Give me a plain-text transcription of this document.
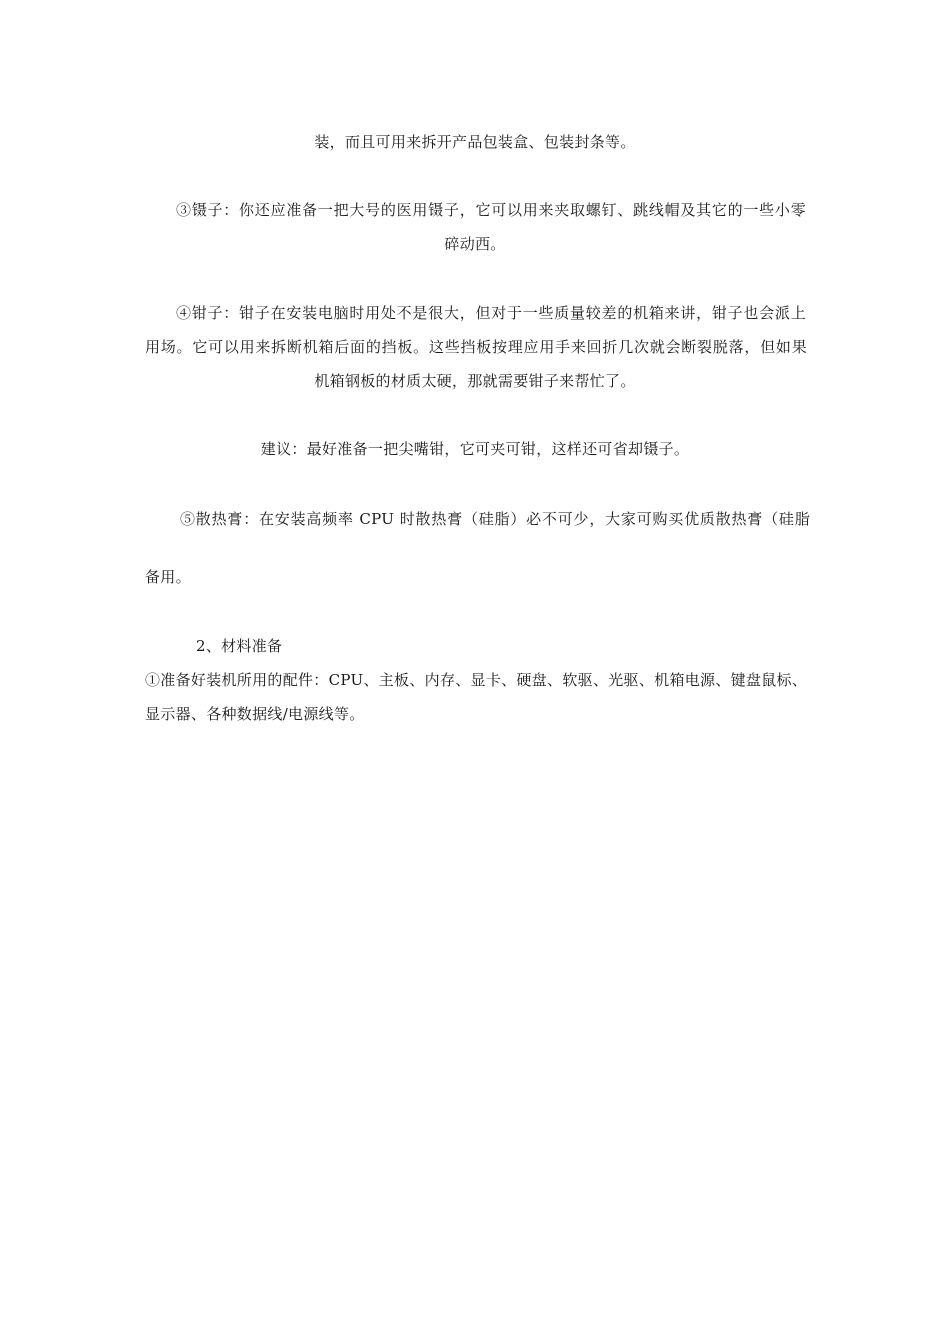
装，而且可用来拆开产品包装盒、包装封条等。
③镊子：你还应准备一把大号的医用镊子，它可以用来夹取螺钉、跳线帽及其它的一些小零
碎动西。
④钳子：钳子在安装电脑时用处不是很大，但对于一些质量较差的机箱来讲，钳子也会派上
用场。它可以用来拆断机箱后面的挡板。这些挡板按理应用手来回折几次就会断裂脱落，但如果
机箱钢板的材质太硬，那就需要钳子来帮忙了。
建议：最好准备一把尖嘴钳，它可夹可钳，这样还可省却镊子。
⑤散热膏：在安装高频率 CPU 时散热膏（硅脂）必不可少，大家可购买优质散热膏（硅脂
备用。
2、材料准备
①准备好装机所用的配件：CPU、主板、内存、显卡、硬盘、软驱、光驱、机箱电源、键盘鼠标、
显示器、各种数据线/电源线等。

--

§ The task: Omit every picture, then reproduce the rest of the listing exactly.

§ The output:
Give me a plain-text transcription of this document.
装，而且可用来拆开产品包装盒、包装封条等。
③镊子：你还应准备一把大号的医用镊子，它可以用来夹取螺钉、跳线帽及其它的一些小零
碎动西。
④钳子：钳子在安装电脑时用处不是很大，但对于一些质量较差的机箱来讲，钳子也会派上
用场。它可以用来拆断机箱后面的挡板。这些挡板按理应用手来回折几次就会断裂脱落，但如果
机箱钢板的材质太硬，那就需要钳子来帮忙了。
建议：最好准备一把尖嘴钳，它可夹可钳，这样还可省却镊子。
⑤散热膏：在安装高频率 CPU 时散热膏（硅脂）必不可少，大家可购买优质散热膏（硅脂
备用。
2、材料准备
①准备好装机所用的配件：CPU、主板、内存、显卡、硬盘、软驱、光驱、机箱电源、键盘鼠标、
显示器、各种数据线/电源线等。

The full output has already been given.